SHORT EXERCISE: Go through the entries and transcribe each one exactly, dropping the pictures.

DATA SHOWN:
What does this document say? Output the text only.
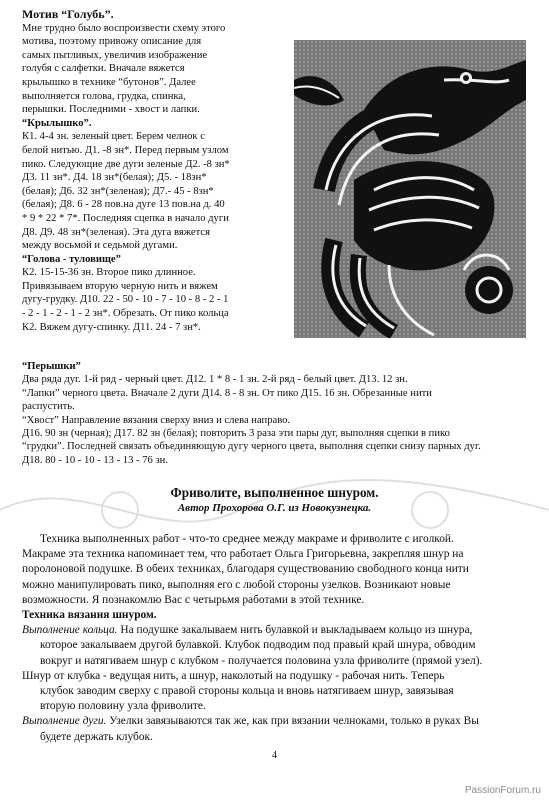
Мотив “Голубь”.

Мне трудно было воспроизвести схему этого

мотива, поэтому привожу описание для

самых пытливых, увеличив изображение

голубя с салфетки. Вначале вяжется

крылышко в технике “бутонов”. Далее

выполняется голова, грудка, спинка,

перышки. Последними - хвост и лапки.

“Крылышко”.

К1. 4-4 зн. зеленый цвет. Берем челнок с

белой нитью. Д1. -8 зн*. Перед первым узлом

пико. Следующие две дуги зеленые Д2. -8 зн*

Д3. 11 зн*. Д4. 18 зн*(белая); Д5. - 18зн*

(белая); Д6. 32 зн*(зеленая); Д7.- 45 - 8зн*

(белая); Д8. 6 - 28 пов.на дуге 13 пов.на д. 40

* 9 * 22 * 7*. Последняя сцепка в начало дуги

Д8. Д9. 48 зн*(зеленая). Эта дуга вяжется

между восьмой и седьмой дугами.

“Голова - туловище”

К2. 15-15-36 зн. Второе пико длинное.

Привязываем вторую черную нить и вяжем

дугу-грудку. Д10. 22 - 50 - 10 - 7 - 10 - 8 - 2 - 1

- 2 - 1 - 2 - 1 - 2 зн*. Обрезать. От пико кольца

К2. Вяжем дугу-спинку. Д11. 24 - 7 зн*.

“Перышки”

Два ряда дуг. 1-й ряд - черный цвет. Д12. 1 * 8 - 1 зн. 2-й ряд - белый цвет. Д13. 12 зн.

“Лапки” черного цвета. Вначале 2 дуги Д14. 8 - 8 зн. От пико Д15. 16 зн. Обрезанные нити

распустить.

“Хвост” Направление вязания сверху вниз и слева направо.

Д16. 90 зн (черная); Д17. 82 зн (белая); повторить 3 раза эти пары дуг, выполняя сцепки в пико

“грудки”. Последней связать объединяющую дугу черного цвета, выполняя сцепки снизу парных дуг.

Д18. 80 - 10 - 10 - 13 - 13 - 76 зн.

Фриволите, выполненное шнуром.

Автор Прохорова О.Г. из Новокузнецка.

Техника выполненных работ - что-то среднее между макраме и фриволите с иголкой.

Макраме эта техника напоминает тем, что работает Ольга Григорьевна, закрепляя шнур на

поролоновой подушке. В обеих техниках, благодаря существованию свободного конца нити

можно манипулировать пико, выполняя его с любой стороны узелков. Возникают новые

возможности. Я познакомлю Вас с четырьмя работами в этой технике.

Техника вязания шнуром.

Выполнение кольца. На подушке закалываем нить булавкой и выкладываем кольцо из шнура,

которое закалываем другой булавкой. Клубок подводим под правый край шнура, обводим

вокруг и натягиваем шнур с клубком - получается половина узла фриволите (прямой узел).

Шнур от клубка - ведущая нить, а шнур, наколотый на подушку - рабочая нить. Теперь

клубок заводим сверху с правой стороны кольца и вновь натягиваем шнур, завязывая

вторую половину узла фриволите.

Выполнение дуги. Узелки завязываются так же, как при вязании челноками, только в руках Вы

будете держать клубок.

4
PassionForum.ru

EXERCISE OUTPUT:
What does this document say? Output the text only.
Мотив “Голубь”.

Мне трудно было воспроизвести схему этого

мотива, поэтому привожу описание для

самых пытливых, увеличив изображение

голубя с салфетки. Вначале вяжется

крылышко в технике “бутонов”. Далее

выполняется голова, грудка, спинка,

перышки. Последними - хвост и лапки.

“Крылышко”.

К1. 4-4 зн. зеленый цвет. Берем челнок с

белой нитью. Д1. -8 зн*. Перед первым узлом

пико. Следующие две дуги зеленые Д2. -8 зн*

Д3. 11 зн*. Д4. 18 зн*(белая); Д5. - 18зн*

(белая); Д6. 32 зн*(зеленая); Д7.- 45 - 8зн*

(белая); Д8. 6 - 28 пов.на дуге 13 пов.на д. 40

* 9 * 22 * 7*. Последняя сцепка в начало дуги

Д8. Д9. 48 зн*(зеленая). Эта дуга вяжется

между восьмой и седьмой дугами.

“Голова - туловище”

К2. 15-15-36 зн. Второе пико длинное.

Привязываем вторую черную нить и вяжем

дугу-грудку. Д10. 22 - 50 - 10 - 7 - 10 - 8 - 2 - 1

- 2 - 1 - 2 - 1 - 2 зн*. Обрезать. От пико кольца

К2. Вяжем дугу-спинку. Д11. 24 - 7 зн*.

“Перышки”

Два ряда дуг. 1-й ряд - черный цвет. Д12. 1 * 8 - 1 зн. 2-й ряд - белый цвет. Д13. 12 зн.

“Лапки” черного цвета. Вначале 2 дуги Д14. 8 - 8 зн. От пико Д15. 16 зн. Обрезанные нити

распустить.

“Хвост” Направление вязания сверху вниз и слева направо.

Д16. 90 зн (черная); Д17. 82 зн (белая); повторить 3 раза эти пары дуг, выполняя сцепки в пико

“грудки”. Последней связать объединяющую дугу черного цвета, выполняя сцепки снизу парных дуг.

Д18. 80 - 10 - 10 - 13 - 13 - 76 зн.

Фриволите, выполненное шнуром.

Автор Прохорова О.Г. из Новокузнецка.

Техника выполненных работ - что-то среднее между макраме и фриволите с иголкой.

Макраме эта техника напоминает тем, что работает Ольга Григорьевна, закрепляя шнур на

поролоновой подушке. В обеих техниках, благодаря существованию свободного конца нити

можно манипулировать пико, выполняя его с любой стороны узелков. Возникают новые

возможности. Я познакомлю Вас с четырьмя работами в этой технике.

Техника вязания шнуром.

Выполнение кольца. На подушке закалываем нить булавкой и выкладываем кольцо из шнура,

которое закалываем другой булавкой. Клубок подводим под правый край шнура, обводим

вокруг и натягиваем шнур с клубком - получается половина узла фриволите (прямой узел).

Шнур от клубка - ведущая нить, а шнур, наколотый на подушку - рабочая нить. Теперь

клубок заводим сверху с правой стороны кольца и вновь натягиваем шнур, завязывая

вторую половину узла фриволите.

Выполнение дуги. Узелки завязываются так же, как при вязании челноками, только в руках Вы

будете держать клубок.

4
PassionForum.ru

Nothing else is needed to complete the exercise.